==== Material for this task ====

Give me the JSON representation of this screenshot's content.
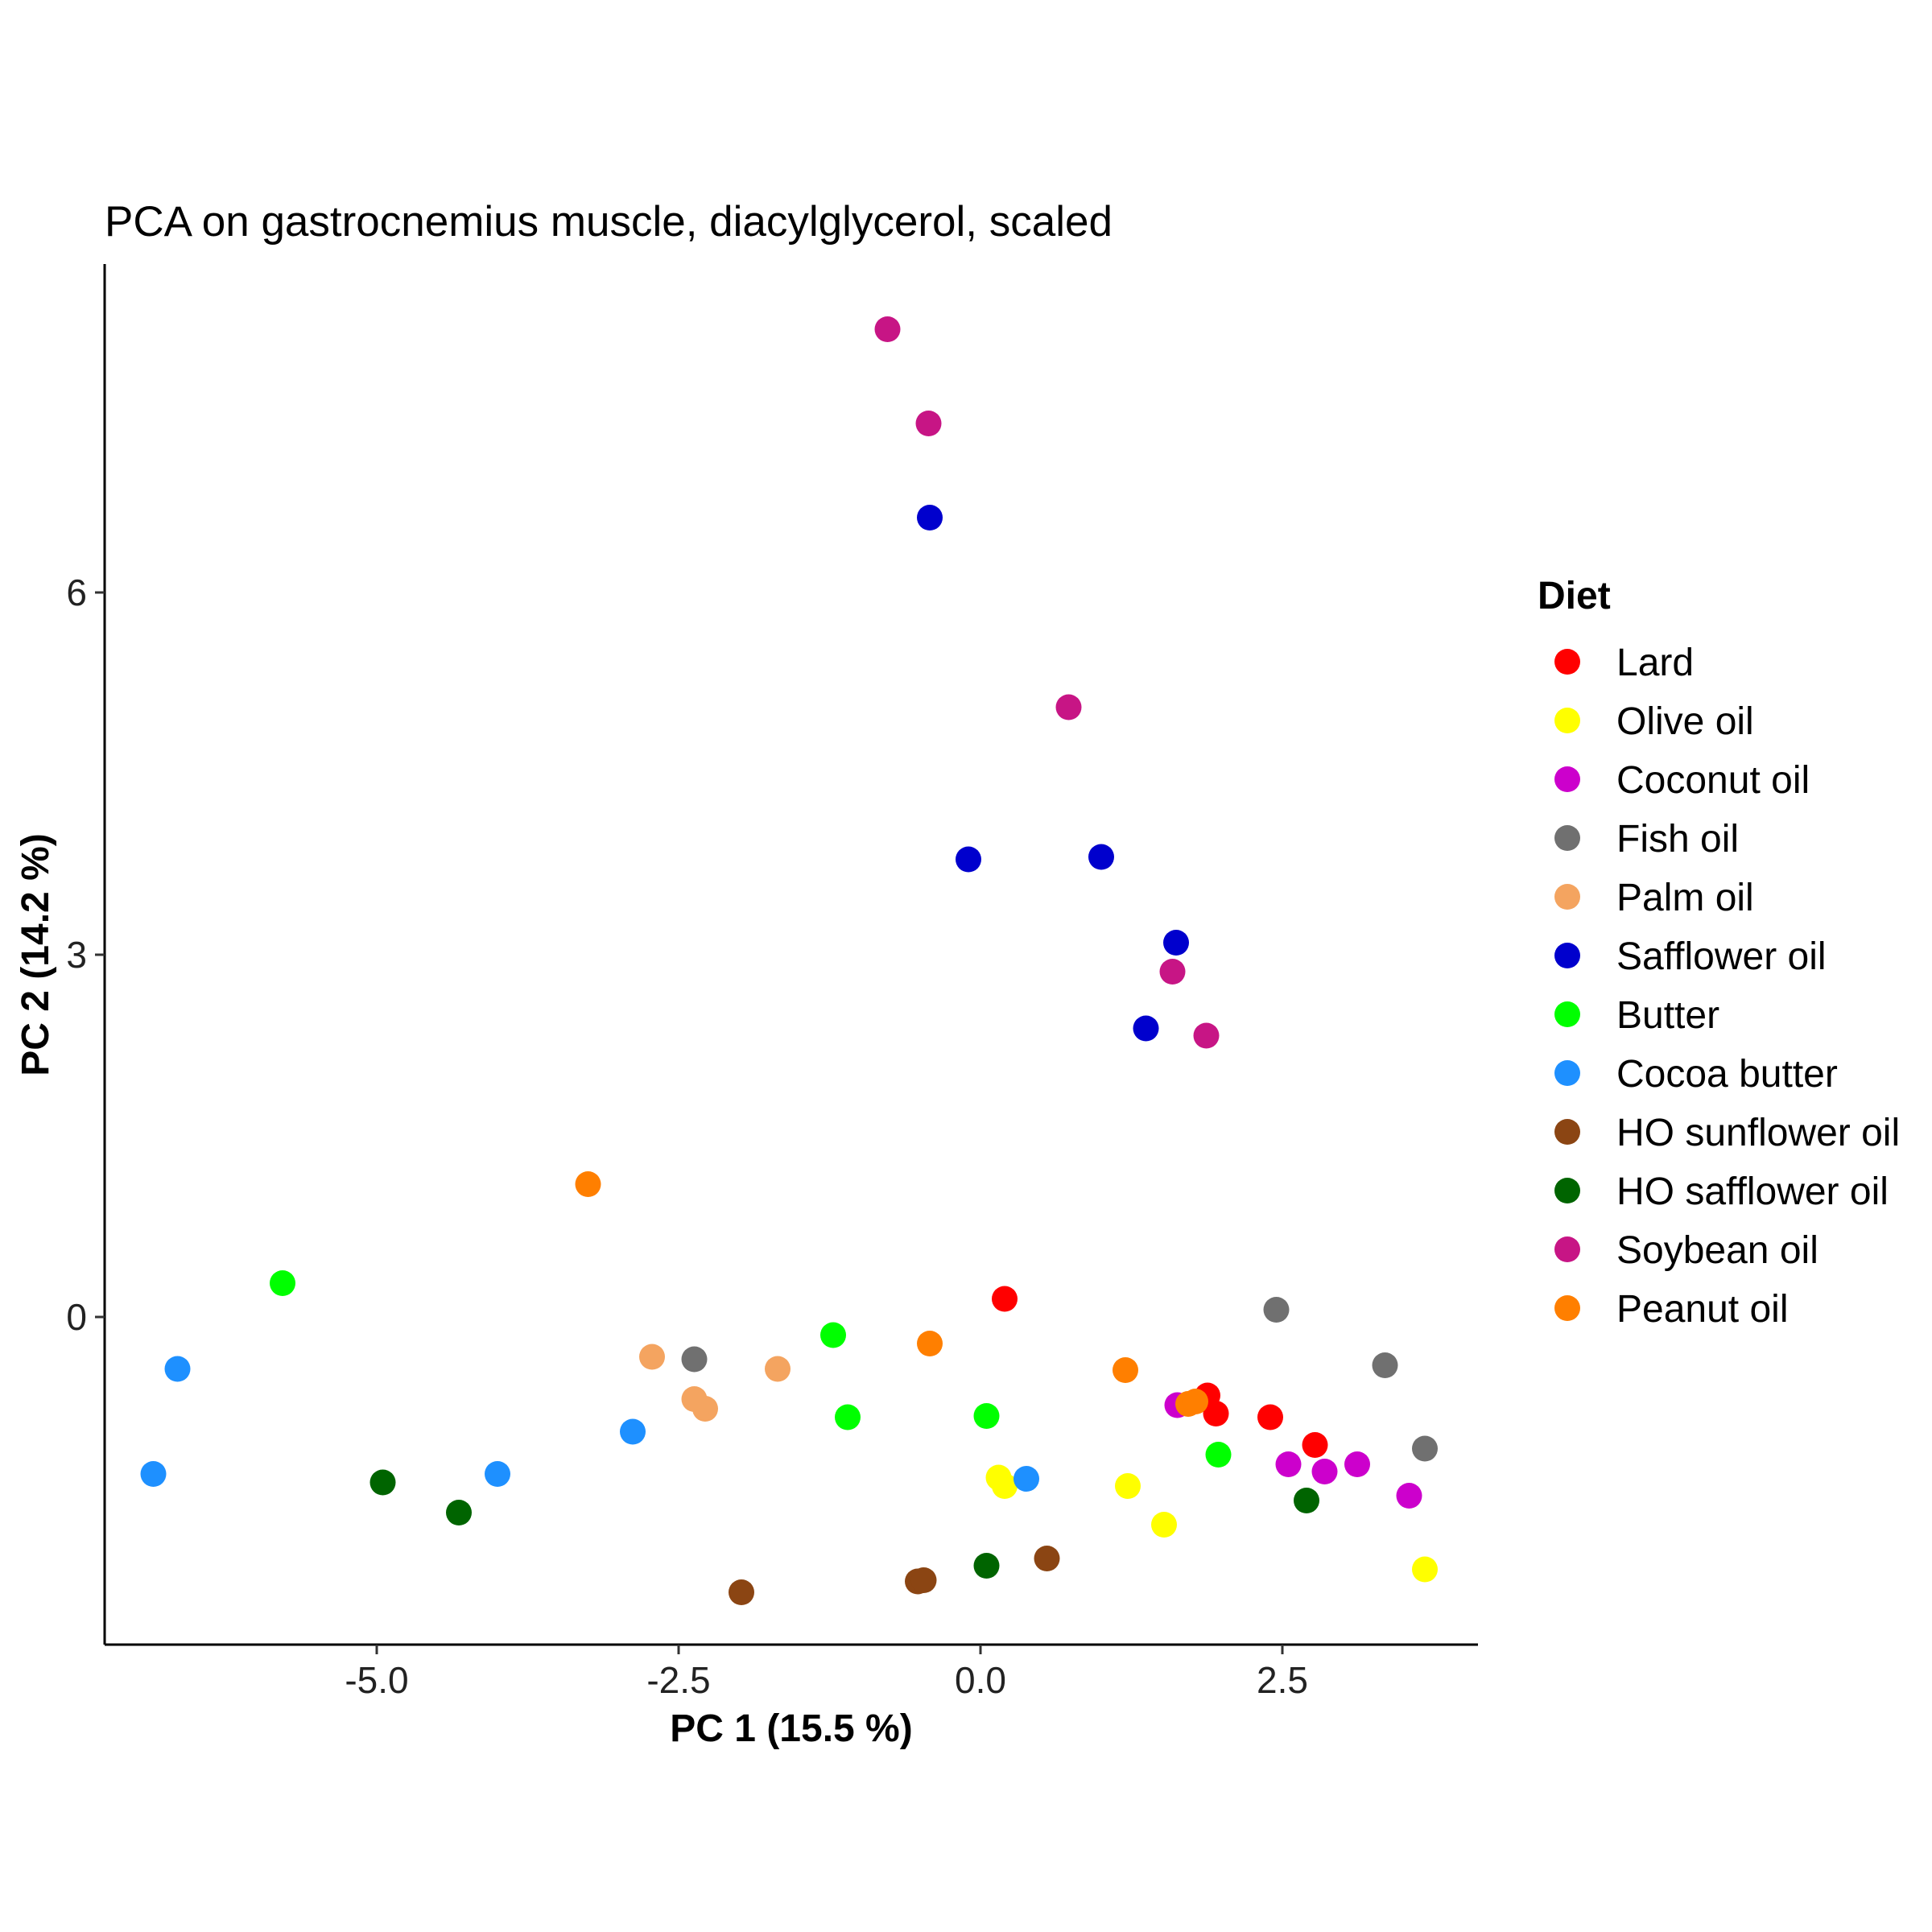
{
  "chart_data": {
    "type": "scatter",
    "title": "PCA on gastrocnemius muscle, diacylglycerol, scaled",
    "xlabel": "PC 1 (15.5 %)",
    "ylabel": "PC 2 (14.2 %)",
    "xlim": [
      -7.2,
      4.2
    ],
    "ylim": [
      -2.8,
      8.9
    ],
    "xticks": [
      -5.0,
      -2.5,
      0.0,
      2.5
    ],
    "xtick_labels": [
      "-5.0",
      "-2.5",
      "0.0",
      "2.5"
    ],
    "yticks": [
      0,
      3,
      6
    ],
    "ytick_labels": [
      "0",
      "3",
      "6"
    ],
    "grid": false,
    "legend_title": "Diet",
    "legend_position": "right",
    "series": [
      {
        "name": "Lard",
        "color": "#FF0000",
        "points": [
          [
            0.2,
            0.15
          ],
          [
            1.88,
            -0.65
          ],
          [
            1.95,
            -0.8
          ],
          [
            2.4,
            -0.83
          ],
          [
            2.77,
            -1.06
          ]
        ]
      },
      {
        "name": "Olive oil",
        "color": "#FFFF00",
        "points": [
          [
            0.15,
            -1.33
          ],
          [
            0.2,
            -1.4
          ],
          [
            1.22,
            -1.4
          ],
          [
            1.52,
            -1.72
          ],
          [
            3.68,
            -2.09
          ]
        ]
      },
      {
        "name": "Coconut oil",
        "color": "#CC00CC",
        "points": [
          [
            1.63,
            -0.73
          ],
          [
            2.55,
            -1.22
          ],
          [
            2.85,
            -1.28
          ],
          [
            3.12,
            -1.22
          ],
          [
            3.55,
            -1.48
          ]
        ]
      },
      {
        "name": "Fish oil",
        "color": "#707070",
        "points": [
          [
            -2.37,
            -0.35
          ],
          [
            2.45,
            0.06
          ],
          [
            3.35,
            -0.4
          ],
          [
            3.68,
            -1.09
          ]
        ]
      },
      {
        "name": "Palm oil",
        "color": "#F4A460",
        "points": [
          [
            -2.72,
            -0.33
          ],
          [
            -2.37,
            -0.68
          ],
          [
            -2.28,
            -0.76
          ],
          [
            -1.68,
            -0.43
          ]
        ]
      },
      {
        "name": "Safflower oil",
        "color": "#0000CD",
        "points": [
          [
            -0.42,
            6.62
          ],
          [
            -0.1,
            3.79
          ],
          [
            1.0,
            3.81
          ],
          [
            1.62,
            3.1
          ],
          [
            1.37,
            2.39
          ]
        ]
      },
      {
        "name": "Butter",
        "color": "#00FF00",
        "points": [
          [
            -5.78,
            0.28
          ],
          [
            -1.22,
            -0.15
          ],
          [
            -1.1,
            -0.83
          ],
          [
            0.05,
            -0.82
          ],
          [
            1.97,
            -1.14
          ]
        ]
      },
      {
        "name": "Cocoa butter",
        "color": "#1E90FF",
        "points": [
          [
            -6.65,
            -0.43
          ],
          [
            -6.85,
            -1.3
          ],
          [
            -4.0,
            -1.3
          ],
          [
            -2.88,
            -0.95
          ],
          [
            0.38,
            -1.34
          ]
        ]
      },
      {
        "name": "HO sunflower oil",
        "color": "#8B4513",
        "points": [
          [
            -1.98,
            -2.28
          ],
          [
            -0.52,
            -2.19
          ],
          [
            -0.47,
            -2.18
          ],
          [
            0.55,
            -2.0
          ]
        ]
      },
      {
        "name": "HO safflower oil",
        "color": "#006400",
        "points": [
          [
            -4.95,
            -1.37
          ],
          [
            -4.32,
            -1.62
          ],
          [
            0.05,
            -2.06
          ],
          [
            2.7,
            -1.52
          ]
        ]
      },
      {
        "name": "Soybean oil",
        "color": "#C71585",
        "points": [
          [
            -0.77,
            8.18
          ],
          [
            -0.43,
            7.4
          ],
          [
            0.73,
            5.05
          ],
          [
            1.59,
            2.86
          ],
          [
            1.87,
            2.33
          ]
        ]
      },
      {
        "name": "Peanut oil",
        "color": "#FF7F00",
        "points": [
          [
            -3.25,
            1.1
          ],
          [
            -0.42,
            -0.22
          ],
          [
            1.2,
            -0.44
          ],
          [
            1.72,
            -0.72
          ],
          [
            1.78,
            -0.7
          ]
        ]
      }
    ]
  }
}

====

▶ **Objective**:
Restate the full listing verbatim and drop every picture.

▶ **Result for this exercise**:
Give me the JSON representation of this screenshot's content.
{
  "chart_data": {
    "type": "scatter",
    "title": "PCA on gastrocnemius muscle, diacylglycerol, scaled",
    "xlabel": "PC 1 (15.5 %)",
    "ylabel": "PC 2 (14.2 %)",
    "xlim": [
      -7.2,
      4.2
    ],
    "ylim": [
      -2.8,
      8.9
    ],
    "xticks": [
      -5.0,
      -2.5,
      0.0,
      2.5
    ],
    "xtick_labels": [
      "-5.0",
      "-2.5",
      "0.0",
      "2.5"
    ],
    "yticks": [
      0,
      3,
      6
    ],
    "ytick_labels": [
      "0",
      "3",
      "6"
    ],
    "grid": false,
    "legend_title": "Diet",
    "legend_position": "right",
    "series": [
      {
        "name": "Lard",
        "color": "#FF0000",
        "points": [
          [
            0.2,
            0.15
          ],
          [
            1.88,
            -0.65
          ],
          [
            1.95,
            -0.8
          ],
          [
            2.4,
            -0.83
          ],
          [
            2.77,
            -1.06
          ]
        ]
      },
      {
        "name": "Olive oil",
        "color": "#FFFF00",
        "points": [
          [
            0.15,
            -1.33
          ],
          [
            0.2,
            -1.4
          ],
          [
            1.22,
            -1.4
          ],
          [
            1.52,
            -1.72
          ],
          [
            3.68,
            -2.09
          ]
        ]
      },
      {
        "name": "Coconut oil",
        "color": "#CC00CC",
        "points": [
          [
            1.63,
            -0.73
          ],
          [
            2.55,
            -1.22
          ],
          [
            2.85,
            -1.28
          ],
          [
            3.12,
            -1.22
          ],
          [
            3.55,
            -1.48
          ]
        ]
      },
      {
        "name": "Fish oil",
        "color": "#707070",
        "points": [
          [
            -2.37,
            -0.35
          ],
          [
            2.45,
            0.06
          ],
          [
            3.35,
            -0.4
          ],
          [
            3.68,
            -1.09
          ]
        ]
      },
      {
        "name": "Palm oil",
        "color": "#F4A460",
        "points": [
          [
            -2.72,
            -0.33
          ],
          [
            -2.37,
            -0.68
          ],
          [
            -2.28,
            -0.76
          ],
          [
            -1.68,
            -0.43
          ]
        ]
      },
      {
        "name": "Safflower oil",
        "color": "#0000CD",
        "points": [
          [
            -0.42,
            6.62
          ],
          [
            -0.1,
            3.79
          ],
          [
            1.0,
            3.81
          ],
          [
            1.62,
            3.1
          ],
          [
            1.37,
            2.39
          ]
        ]
      },
      {
        "name": "Butter",
        "color": "#00FF00",
        "points": [
          [
            -5.78,
            0.28
          ],
          [
            -1.22,
            -0.15
          ],
          [
            -1.1,
            -0.83
          ],
          [
            0.05,
            -0.82
          ],
          [
            1.97,
            -1.14
          ]
        ]
      },
      {
        "name": "Cocoa butter",
        "color": "#1E90FF",
        "points": [
          [
            -6.65,
            -0.43
          ],
          [
            -6.85,
            -1.3
          ],
          [
            -4.0,
            -1.3
          ],
          [
            -2.88,
            -0.95
          ],
          [
            0.38,
            -1.34
          ]
        ]
      },
      {
        "name": "HO sunflower oil",
        "color": "#8B4513",
        "points": [
          [
            -1.98,
            -2.28
          ],
          [
            -0.52,
            -2.19
          ],
          [
            -0.47,
            -2.18
          ],
          [
            0.55,
            -2.0
          ]
        ]
      },
      {
        "name": "HO safflower oil",
        "color": "#006400",
        "points": [
          [
            -4.95,
            -1.37
          ],
          [
            -4.32,
            -1.62
          ],
          [
            0.05,
            -2.06
          ],
          [
            2.7,
            -1.52
          ]
        ]
      },
      {
        "name": "Soybean oil",
        "color": "#C71585",
        "points": [
          [
            -0.77,
            8.18
          ],
          [
            -0.43,
            7.4
          ],
          [
            0.73,
            5.05
          ],
          [
            1.59,
            2.86
          ],
          [
            1.87,
            2.33
          ]
        ]
      },
      {
        "name": "Peanut oil",
        "color": "#FF7F00",
        "points": [
          [
            -3.25,
            1.1
          ],
          [
            -0.42,
            -0.22
          ],
          [
            1.2,
            -0.44
          ],
          [
            1.72,
            -0.72
          ],
          [
            1.78,
            -0.7
          ]
        ]
      }
    ]
  }
}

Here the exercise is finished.